Open trusktr opened 4 years ago
No problem. On the contrary, thank you for so many issues. Actually, I described it in detail in docs why do we need this behavior. Thank you for the issues ^_^.
Say, in my project which is soundly type checked by Hegel I'd create a user space type MyVector
and allow only the operations not leading to a sparse array. What is not currently possible (AFAIK) in the user space is expressing the connection between i
and the nums.length
. On the other hand, the simple use of the for of
loop might help avoiding the mess with i
🙃
const numbers: Array<number> = [1, 2, 3];
let intSequence = "";
numbers.length = 5;
for (let i = 0; i < numbers.length; i++) {
// TypeError: Cannot read property 'toFixed' of undefined
intSequence += numbers[i].toFixed();
}
This example actually has the wrong behavior.
Assignment to numbers.length
should change the type of numbers
to Array<number | undefined>
Changing the length
field is turning a normal array into a "holey array"
A for loop should "just work" TM without an if check in the body, if the array type is "refined" into the larger type of Array<T | undefined>
upon assignment of length
aka "continous array" => "Holey array" then you can still make for
loops work.
someArray.length = 0
You can make an exception that assigning the NumberLiteral 0
to .length
does not convert it into a "holey array" since it truncates to an empty array of type Array<number>
@Raynos you never know where in the code this assignment may happen, it may happen not only in current scope. That's why we need that check
This is correct. An array can be mutated in the body of a for loop which invalidates safe access.
I guess bounds checking is hard :( ( https://go101.org/article/bounds-check-elimination.html ).
There is no way to avoid this check, unless we go into the realm of dependent types
Would the following be ok ?
for (let i=0; i<nums.length; i++) {
const n = nums[i] // must be a number
// Arbitary statements that do not reference the `nums` identifier.

__Your instructions__: Update the part of the thread starting at "someArray.length = 0" and ending at "invalidates safe access." so that "mutated" becomes "modified".

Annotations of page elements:

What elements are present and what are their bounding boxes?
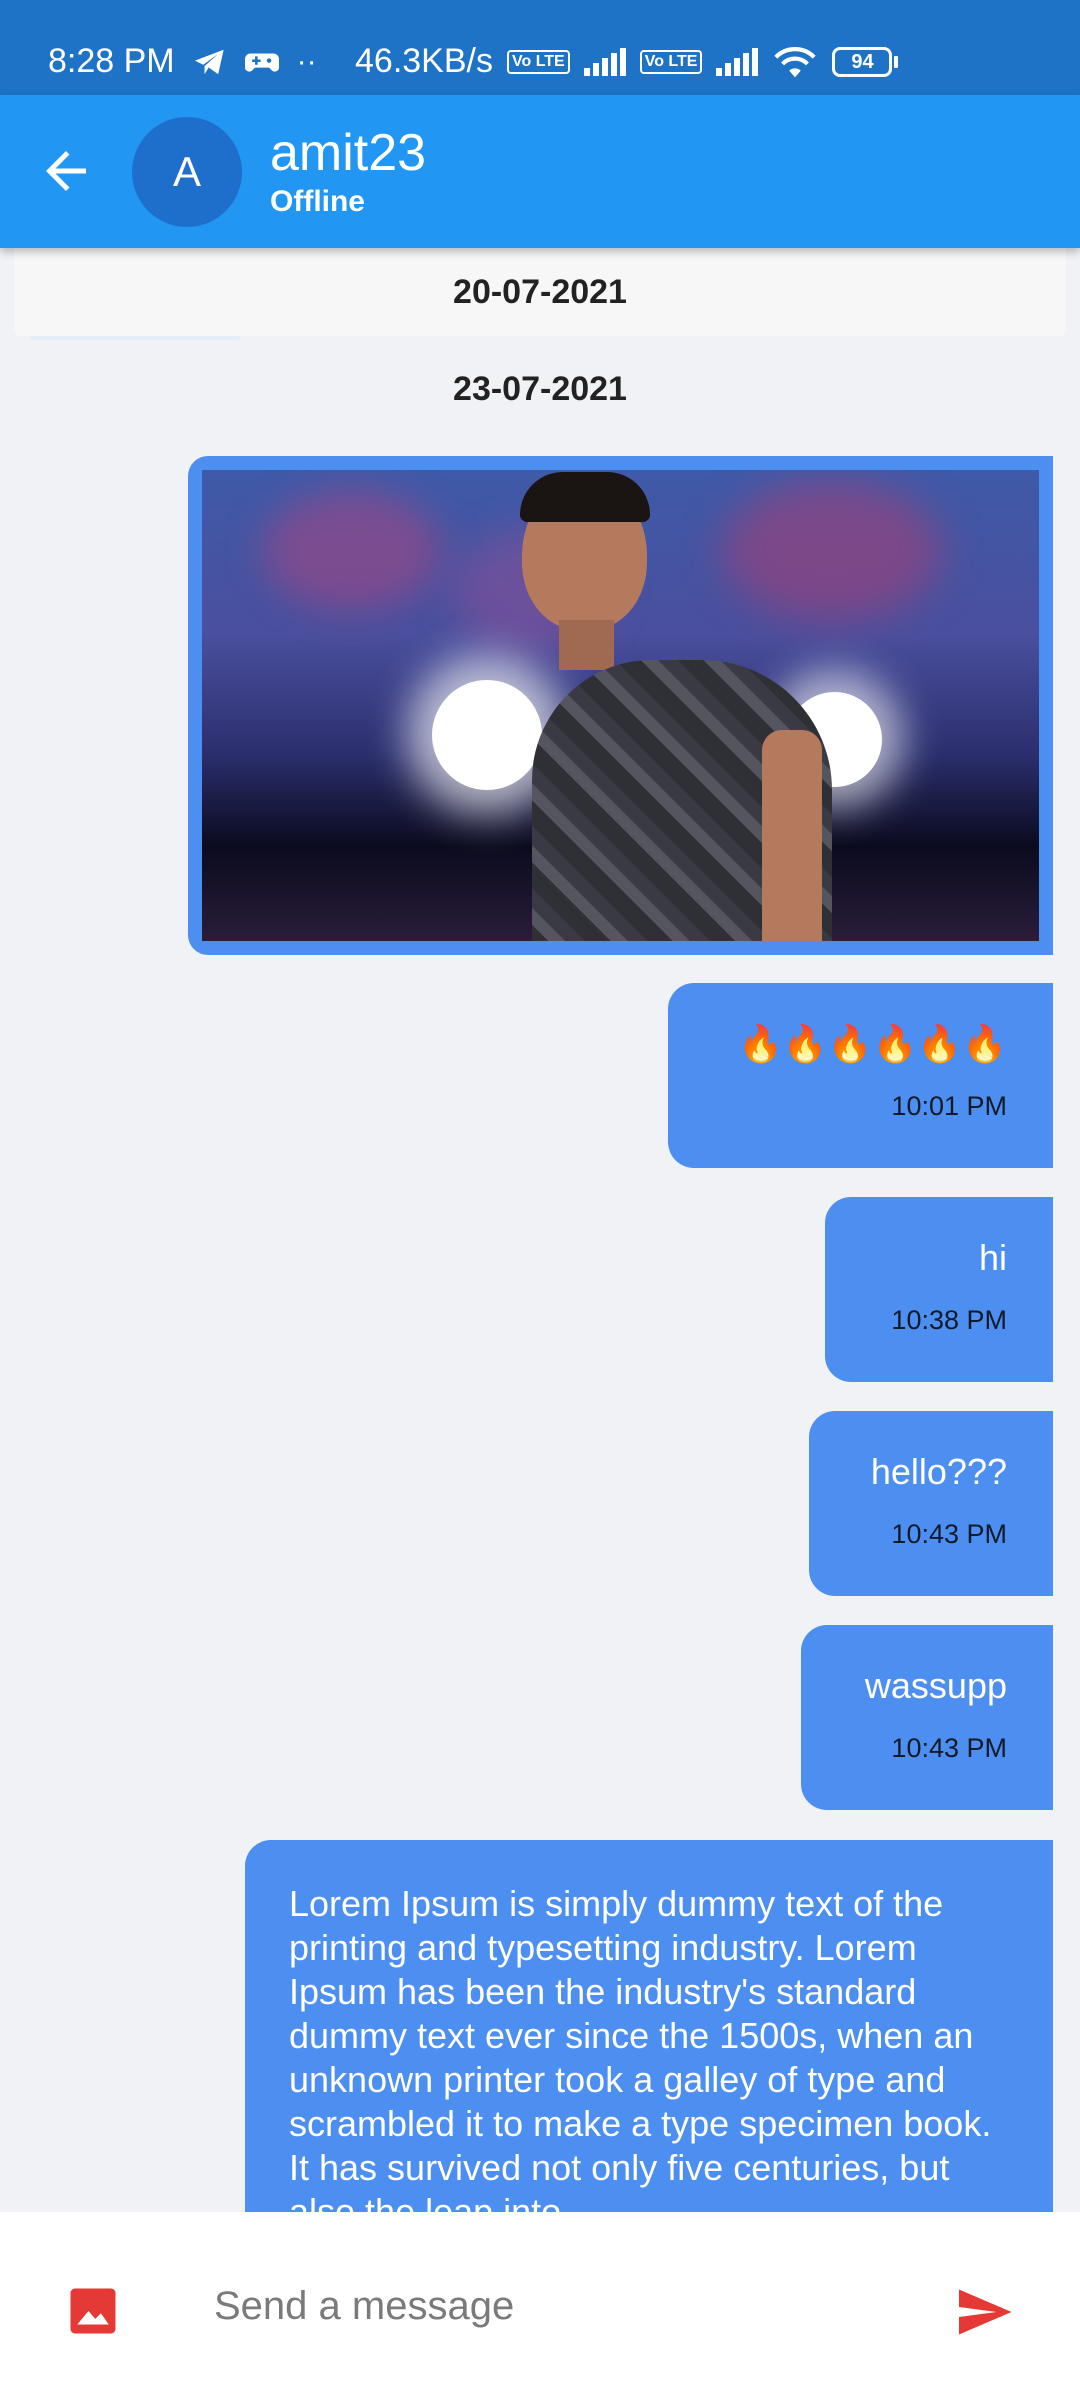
image-message[interactable] [188, 456, 1053, 955]
message-time: 10:43 PM [891, 1733, 1007, 1763]
battery-icon: 94 [832, 46, 899, 77]
message-time: 10:01 PM [891, 1091, 1007, 1121]
message-time: 10:38 PM [891, 1305, 1007, 1335]
message-peek [30, 336, 240, 340]
volte-icon: Vo LTE [506, 49, 570, 74]
message-text: hello??? [870, 1451, 1007, 1492]
telegram-icon [194, 49, 224, 74]
volte-icon-2: Vo LTE [639, 49, 703, 74]
message-text: 🔥🔥🔥🔥🔥🔥 [738, 1023, 1007, 1064]
network-speed: 46.3KB/s [355, 42, 493, 80]
message-bubble[interactable]: hi 10:38 PM [825, 1197, 1053, 1382]
message-time: 10:43 PM [891, 1519, 1007, 1549]
message-bubble[interactable]: wassupp 10:43 PM [801, 1625, 1053, 1810]
message-bubble[interactable]: 🔥🔥🔥🔥🔥🔥 10:01 PM [668, 983, 1053, 1168]
more-notifications-icon: ·· [296, 44, 317, 78]
wifi-icon [774, 46, 817, 77]
message-input[interactable] [214, 2266, 914, 2346]
game-controller-icon [244, 53, 279, 72]
send-icon[interactable] [952, 2282, 1016, 2342]
signal-icon-2 [716, 47, 759, 76]
avatar[interactable]: A [132, 117, 242, 227]
signal-icon [583, 47, 626, 76]
battery-level: 94 [832, 46, 893, 77]
date-separator: 23-07-2021 [453, 370, 627, 408]
status-time: 8:28 PM [48, 42, 175, 80]
message-text: hi [978, 1237, 1007, 1278]
date-header: 20-07-2021 [14, 248, 1066, 340]
shared-photo[interactable] [202, 470, 1039, 941]
message-bubble-long[interactable]: Lorem Ipsum is simply dummy text of the … [245, 1840, 1053, 2260]
contact-name[interactable]: amit23 [270, 123, 426, 183]
chat-header: A amit23 Offline [0, 95, 1080, 248]
status-bar: 8:28 PM ·· 46.3KB/s Vo LTE Vo LTE 94 [0, 0, 1080, 95]
image-gallery-icon[interactable] [66, 2284, 120, 2338]
date-label: 20-07-2021 [453, 273, 627, 311]
message-composer [0, 2212, 1080, 2400]
back-arrow-icon[interactable] [36, 141, 96, 201]
message-text: Lorem Ipsum is simply dummy text of the … [289, 1883, 992, 2232]
message-bubble[interactable]: hello??? 10:43 PM [809, 1411, 1053, 1596]
message-text: wassupp [864, 1665, 1007, 1706]
contact-status: Offline [270, 185, 365, 218]
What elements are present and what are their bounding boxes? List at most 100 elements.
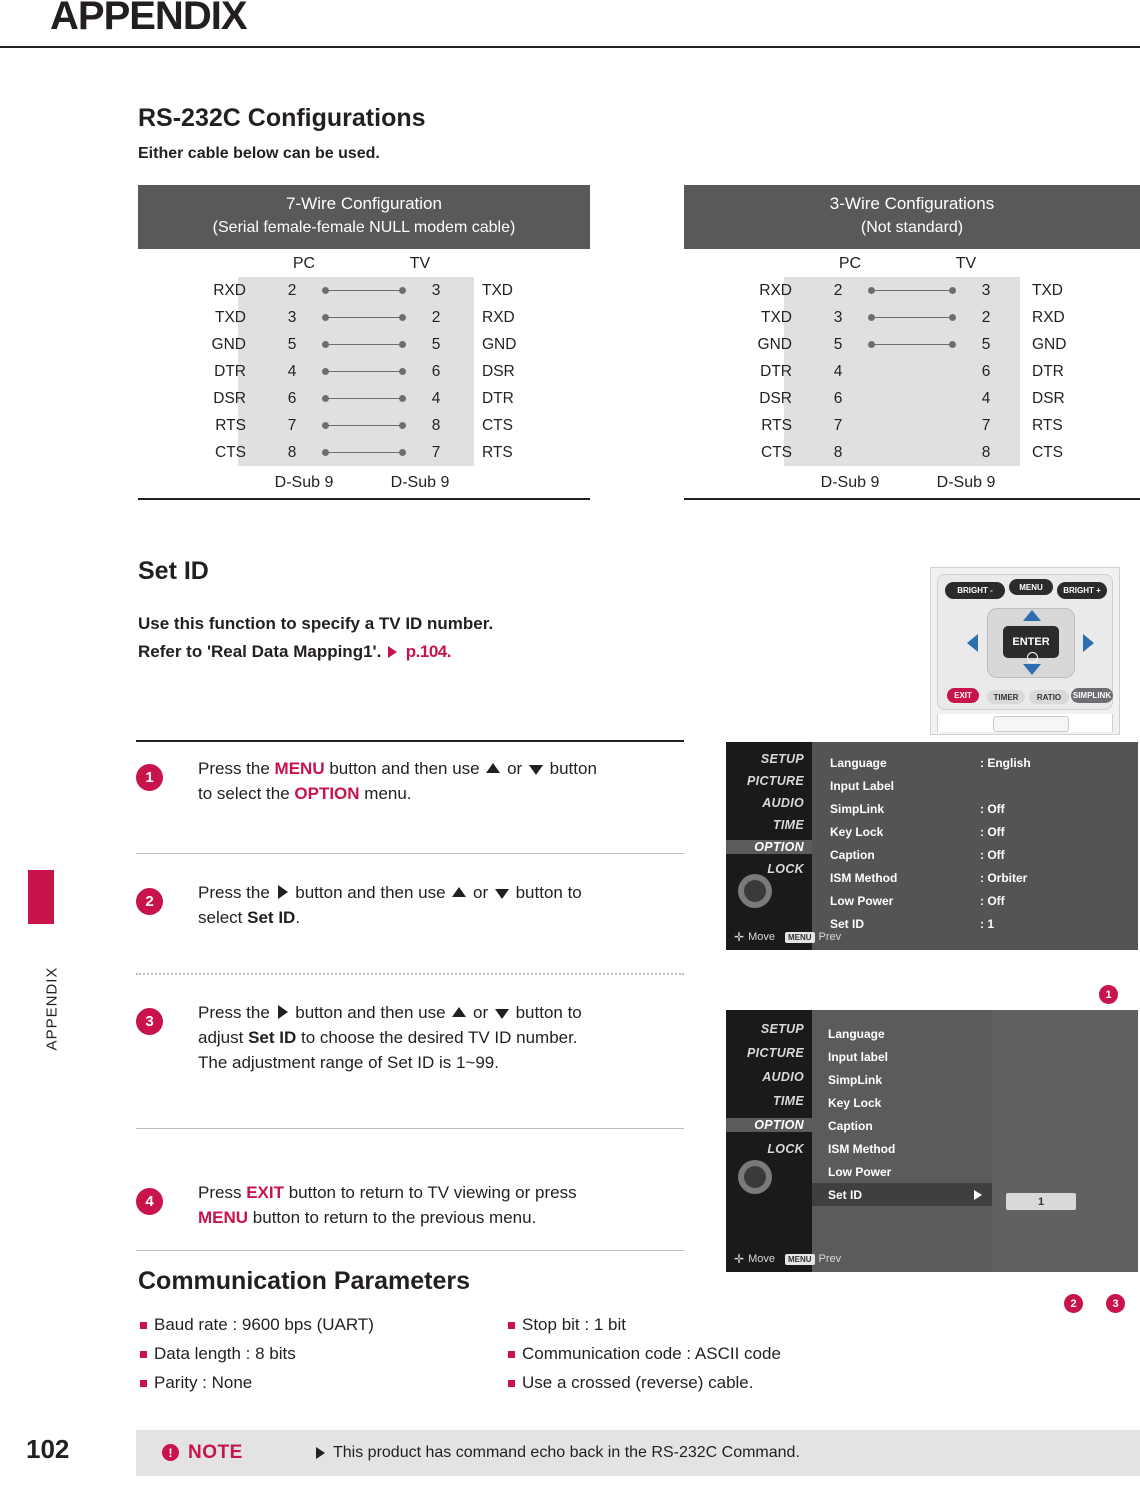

__Answer to the task__:
someArray.length = 0
You can make an exception that assigning the NumberLiteral 0
to .length
does not convert it into a "holey array" since it truncates to an empty array of type Array<number>
@Raynos you never know where in the code this assignment may happen, it may happen not only in current scope. That's why we need that check
This is correct. An array can be modified in the body of a for loop which invalidates safe access.